TASK REQUIREMENTS ▸ Reproduce the listing below in its entirety. Change nothing.

** start INFORMATION SUPPLIED **

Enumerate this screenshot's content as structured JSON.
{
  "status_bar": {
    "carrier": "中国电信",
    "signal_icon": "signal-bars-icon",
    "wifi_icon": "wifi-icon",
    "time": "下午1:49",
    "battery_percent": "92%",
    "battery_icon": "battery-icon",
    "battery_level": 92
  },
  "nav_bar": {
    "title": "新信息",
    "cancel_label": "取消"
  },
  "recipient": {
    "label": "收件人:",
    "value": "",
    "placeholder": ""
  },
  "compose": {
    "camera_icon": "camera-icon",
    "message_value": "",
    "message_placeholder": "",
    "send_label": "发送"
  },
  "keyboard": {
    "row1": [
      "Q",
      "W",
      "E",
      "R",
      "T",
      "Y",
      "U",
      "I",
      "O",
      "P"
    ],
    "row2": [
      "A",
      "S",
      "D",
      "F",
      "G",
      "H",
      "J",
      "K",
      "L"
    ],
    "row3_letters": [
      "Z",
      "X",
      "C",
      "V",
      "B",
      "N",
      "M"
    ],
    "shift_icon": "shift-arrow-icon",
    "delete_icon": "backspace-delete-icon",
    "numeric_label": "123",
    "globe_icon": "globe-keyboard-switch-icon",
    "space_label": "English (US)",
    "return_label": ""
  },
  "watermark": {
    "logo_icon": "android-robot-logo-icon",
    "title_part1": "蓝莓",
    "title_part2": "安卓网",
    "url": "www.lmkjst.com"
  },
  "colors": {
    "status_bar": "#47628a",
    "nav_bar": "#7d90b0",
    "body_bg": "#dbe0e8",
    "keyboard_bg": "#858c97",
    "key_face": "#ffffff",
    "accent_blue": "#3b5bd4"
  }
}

** end INFORMATION SUPPLIED **

SOLVED EXERCISE ▸
Enumerate this screenshot's content as structured JSON.
{
  "status_bar": {
    "carrier": "中国电信",
    "signal_icon": "signal-bars-icon",
    "wifi_icon": "wifi-icon",
    "time": "下午1:49",
    "battery_percent": "92%",
    "battery_icon": "battery-icon",
    "battery_level": 92
  },
  "nav_bar": {
    "title": "新信息",
    "cancel_label": "取消"
  },
  "recipient": {
    "label": "收件人:",
    "value": "",
    "placeholder": ""
  },
  "compose": {
    "camera_icon": "camera-icon",
    "message_value": "",
    "message_placeholder": "",
    "send_label": "发送"
  },
  "keyboard": {
    "row1": [
      "Q",
      "W",
      "E",
      "R",
      "T",
      "Y",
      "U",
      "I",
      "O",
      "P"
    ],
    "row2": [
      "A",
      "S",
      "D",
      "F",
      "G",
      "H",
      "J",
      "K",
      "L"
    ],
    "row3_letters": [
      "Z",
      "X",
      "C",
      "V",
      "B",
      "N",
      "M"
    ],
    "shift_icon": "shift-arrow-icon",
    "delete_icon": "backspace-delete-icon",
    "numeric_label": "123",
    "globe_icon": "globe-keyboard-switch-icon",
    "space_label": "English (US)",
    "return_label": ""
  },
  "watermark": {
    "logo_icon": "android-robot-logo-icon",
    "title_part1": "蓝莓",
    "title_part2": "安卓网",
    "url": "www.lmkjst.com"
  },
  "colors": {
    "status_bar": "#47628a",
    "nav_bar": "#7d90b0",
    "body_bg": "#dbe0e8",
    "keyboard_bg": "#858c97",
    "key_face": "#ffffff",
    "accent_blue": "#3b5bd4"
  }
}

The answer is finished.